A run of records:
------------------------------

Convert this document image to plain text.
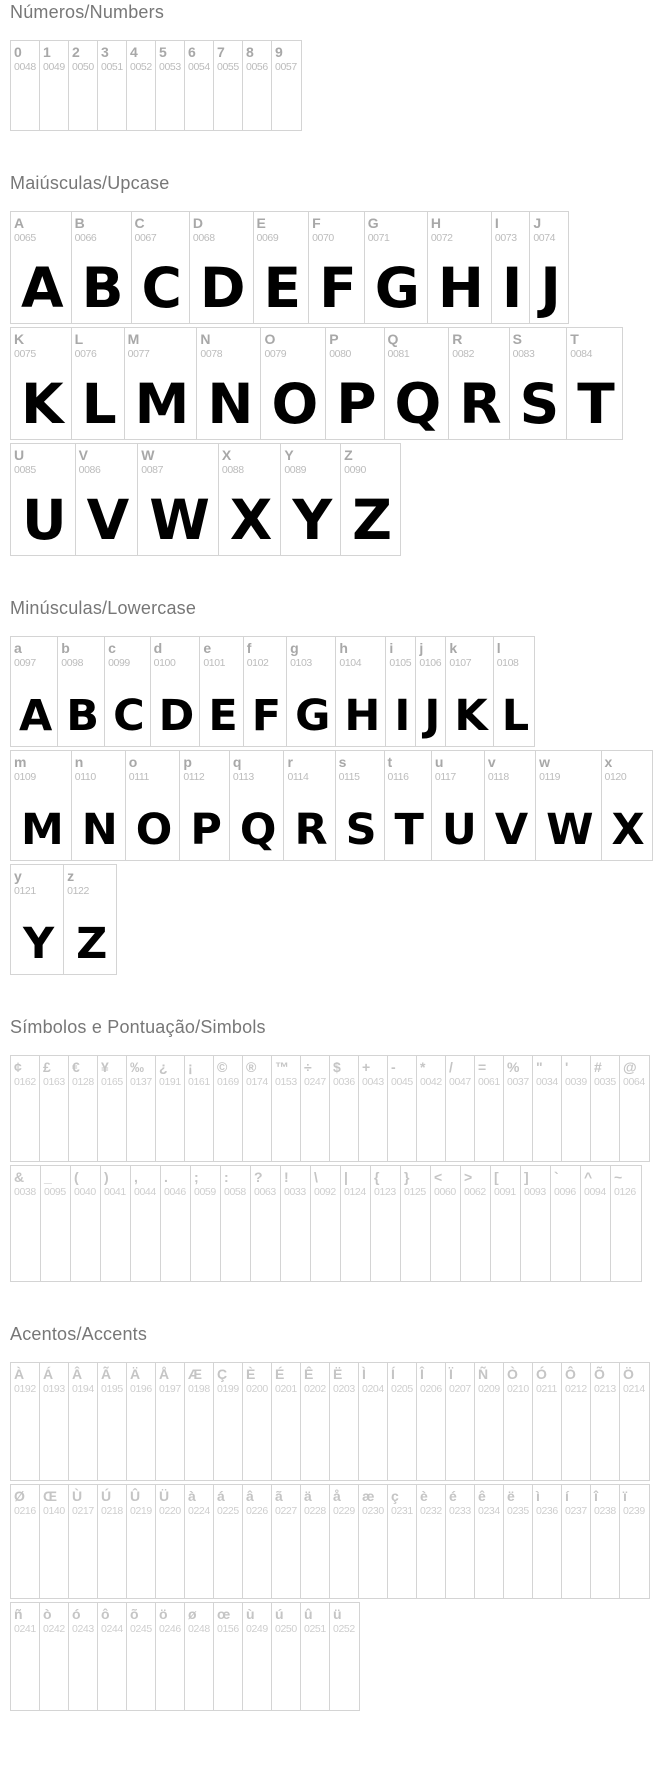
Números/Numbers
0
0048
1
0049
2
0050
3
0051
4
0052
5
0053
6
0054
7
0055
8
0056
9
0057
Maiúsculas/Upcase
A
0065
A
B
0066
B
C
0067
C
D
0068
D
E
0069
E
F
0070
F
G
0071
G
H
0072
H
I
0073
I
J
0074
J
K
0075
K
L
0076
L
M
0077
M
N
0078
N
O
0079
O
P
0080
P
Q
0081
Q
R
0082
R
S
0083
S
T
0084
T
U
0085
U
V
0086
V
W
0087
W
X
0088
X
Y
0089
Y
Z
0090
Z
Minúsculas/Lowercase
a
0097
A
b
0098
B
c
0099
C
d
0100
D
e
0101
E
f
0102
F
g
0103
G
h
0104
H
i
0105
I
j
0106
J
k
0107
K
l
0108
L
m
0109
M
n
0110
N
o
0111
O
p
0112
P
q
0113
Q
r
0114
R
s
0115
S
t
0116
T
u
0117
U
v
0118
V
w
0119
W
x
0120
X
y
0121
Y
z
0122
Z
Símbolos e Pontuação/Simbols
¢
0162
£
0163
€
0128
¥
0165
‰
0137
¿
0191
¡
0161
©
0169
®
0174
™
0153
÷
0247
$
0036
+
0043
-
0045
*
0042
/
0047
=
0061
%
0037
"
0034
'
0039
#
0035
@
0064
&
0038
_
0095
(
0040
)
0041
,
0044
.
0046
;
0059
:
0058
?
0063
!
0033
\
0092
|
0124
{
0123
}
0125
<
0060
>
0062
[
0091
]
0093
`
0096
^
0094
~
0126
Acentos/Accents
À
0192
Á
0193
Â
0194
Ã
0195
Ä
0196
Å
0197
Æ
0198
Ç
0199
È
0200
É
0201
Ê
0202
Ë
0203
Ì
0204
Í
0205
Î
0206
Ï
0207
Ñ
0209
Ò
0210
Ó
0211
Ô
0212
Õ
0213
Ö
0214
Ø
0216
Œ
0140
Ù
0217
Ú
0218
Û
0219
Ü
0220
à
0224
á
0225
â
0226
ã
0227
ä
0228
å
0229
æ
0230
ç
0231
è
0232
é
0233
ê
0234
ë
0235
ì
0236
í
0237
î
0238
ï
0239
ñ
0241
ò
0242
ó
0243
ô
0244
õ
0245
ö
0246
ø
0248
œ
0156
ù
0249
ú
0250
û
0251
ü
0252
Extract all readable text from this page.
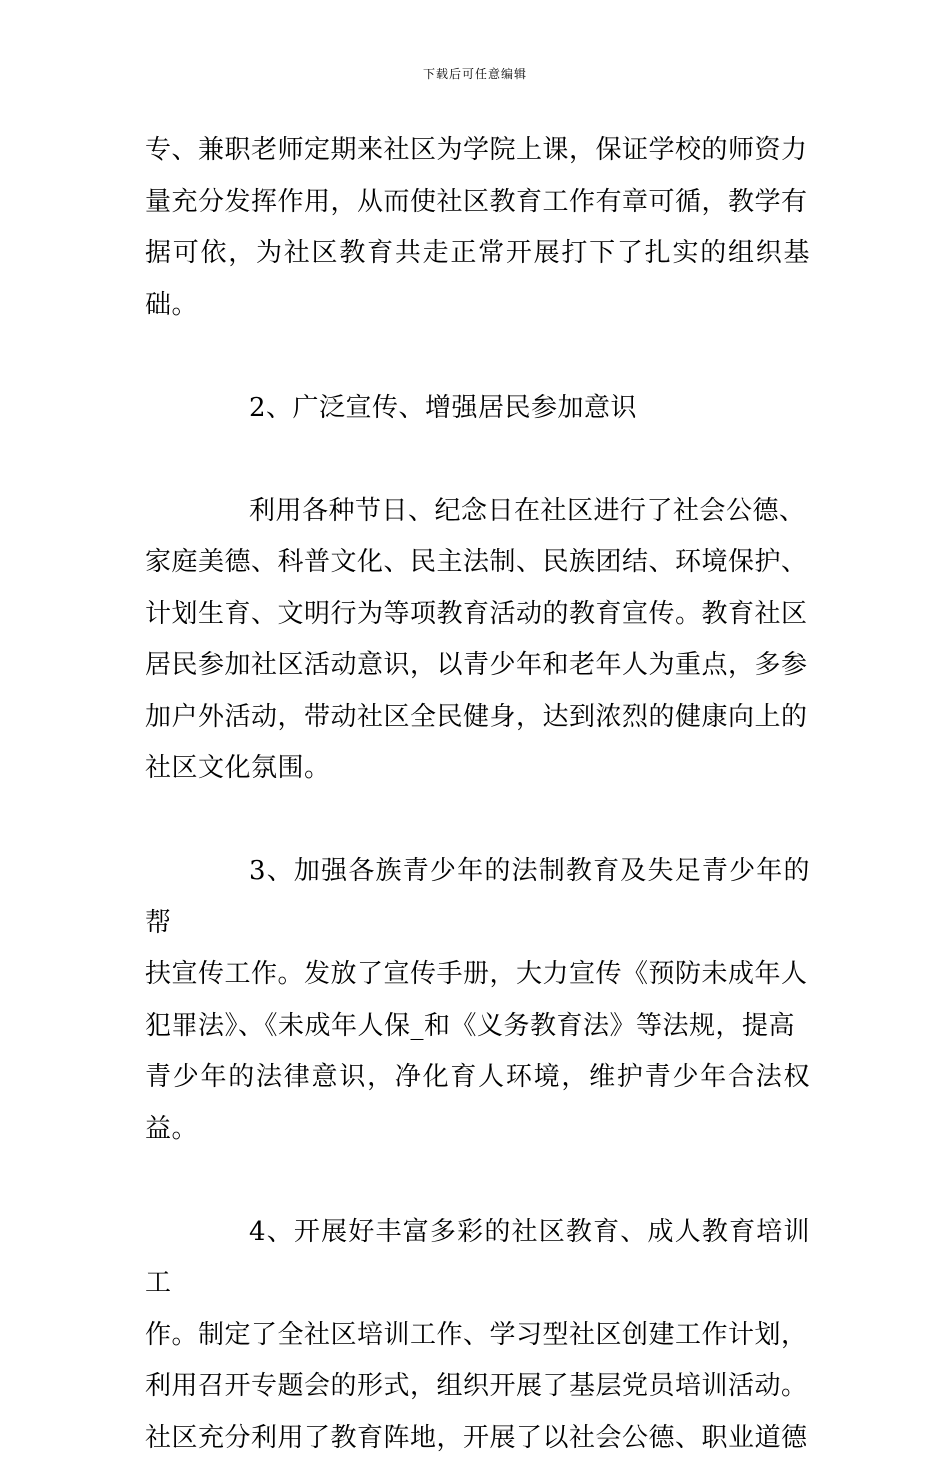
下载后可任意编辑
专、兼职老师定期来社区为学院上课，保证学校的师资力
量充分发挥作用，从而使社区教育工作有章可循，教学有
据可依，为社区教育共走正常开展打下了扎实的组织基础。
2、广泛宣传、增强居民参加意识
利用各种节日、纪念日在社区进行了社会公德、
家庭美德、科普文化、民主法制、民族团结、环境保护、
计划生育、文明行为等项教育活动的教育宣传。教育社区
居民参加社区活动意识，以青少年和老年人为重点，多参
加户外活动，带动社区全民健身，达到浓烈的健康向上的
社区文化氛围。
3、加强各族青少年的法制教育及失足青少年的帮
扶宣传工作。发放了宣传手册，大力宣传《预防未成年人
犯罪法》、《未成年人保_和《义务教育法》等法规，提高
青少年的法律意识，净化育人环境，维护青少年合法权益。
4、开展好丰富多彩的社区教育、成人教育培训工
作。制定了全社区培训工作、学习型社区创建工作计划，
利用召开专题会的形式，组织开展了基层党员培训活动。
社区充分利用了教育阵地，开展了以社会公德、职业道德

------------------------------

> [Direction]
Retype every record above exactly as written, but leave out the pictures.

> [Written response]
Convert this document image to plain text.
Números/Numbers
0
0048
1
0049
2
0050
3
0051
4
0052
5
0053
6
0054
7
0055
8
0056
9
0057
Maiúsculas/Upcase
A
0065
A
B
0066
B
C
0067
C
D
0068
D
E
0069
E
F
0070
F
G
0071
G
H
0072
H
I
0073
I
J
0074
J
K
0075
K
L
0076
L
M
0077
M
N
0078
N
O
0079
O
P
0080
P
Q
0081
Q
R
0082
R
S
0083
S
T
0084
T
U
0085
U
V
0086
V
W
0087
W
X
0088
X
Y
0089
Y
Z
0090
Z
Minúsculas/Lowercase
a
0097
A
b
0098
B
c
0099
C
d
0100
D
e
0101
E
f
0102
F
g
0103
G
h
0104
H
i
0105
I
j
0106
J
k
0107
K
l
0108
L
m
0109
M
n
0110
N
o
0111
O
p
0112
P
q
0113
Q
r
0114
R
s
0115
S
t
0116
T
u
0117
U
v
0118
V
w
0119
W
x
0120
X
y
0121
Y
z
0122
Z
Símbolos e Pontuação/Simbols
¢
0162
£
0163
€
0128
¥
0165
‰
0137
¿
0191
¡
0161
©
0169
®
0174
™
0153
÷
0247
$
0036
+
0043
-
0045
*
0042
/
0047
=
0061
%
0037
"
0034
'
0039
#
0035
@
0064
&
0038
_
0095
(
0040
)
0041
,
0044
.
0046
;
0059
:
0058
?
0063
!
0033
\
0092
|
0124
{
0123
}
0125
<
0060
>
0062
[
0091
]
0093
`
0096
^
0094
~
0126
Acentos/Accents
À
0192
Á
0193
Â
0194
Ã
0195
Ä
0196
Å
0197
Æ
0198
Ç
0199
È
0200
É
0201
Ê
0202
Ë
0203
Ì
0204
Í
0205
Î
0206
Ï
0207
Ñ
0209
Ò
0210
Ó
0211
Ô
0212
Õ
0213
Ö
0214
Ø
0216
Œ
0140
Ù
0217
Ú
0218
Û
0219
Ü
0220
à
0224
á
0225
â
0226
ã
0227
ä
0228
å
0229
æ
0230
ç
0231
è
0232
é
0233
ê
0234
ë
0235
ì
0236
í
0237
î
0238
ï
0239
ñ
0241
ò
0242
ó
0243
ô
0244
õ
0245
ö
0246
ø
0248
œ
0156
ù
0249
ú
0250
û
0251
ü
0252
Extract all readable text from this page.
下载后可任意编辑
专、兼职老师定期来社区为学院上课，保证学校的师资力
量充分发挥作用，从而使社区教育工作有章可循，教学有
据可依，为社区教育共走正常开展打下了扎实的组织基础。
2、广泛宣传、增强居民参加意识
利用各种节日、纪念日在社区进行了社会公德、
家庭美德、科普文化、民主法制、民族团结、环境保护、
计划生育、文明行为等项教育活动的教育宣传。教育社区
居民参加社区活动意识，以青少年和老年人为重点，多参
加户外活动，带动社区全民健身，达到浓烈的健康向上的
社区文化氛围。
3、加强各族青少年的法制教育及失足青少年的帮
扶宣传工作。发放了宣传手册，大力宣传《预防未成年人
犯罪法》、《未成年人保_和《义务教育法》等法规，提高
青少年的法律意识，净化育人环境，维护青少年合法权益。
4、开展好丰富多彩的社区教育、成人教育培训工
作。制定了全社区培训工作、学习型社区创建工作计划，
利用召开专题会的形式，组织开展了基层党员培训活动。
社区充分利用了教育阵地，开展了以社会公德、职业道德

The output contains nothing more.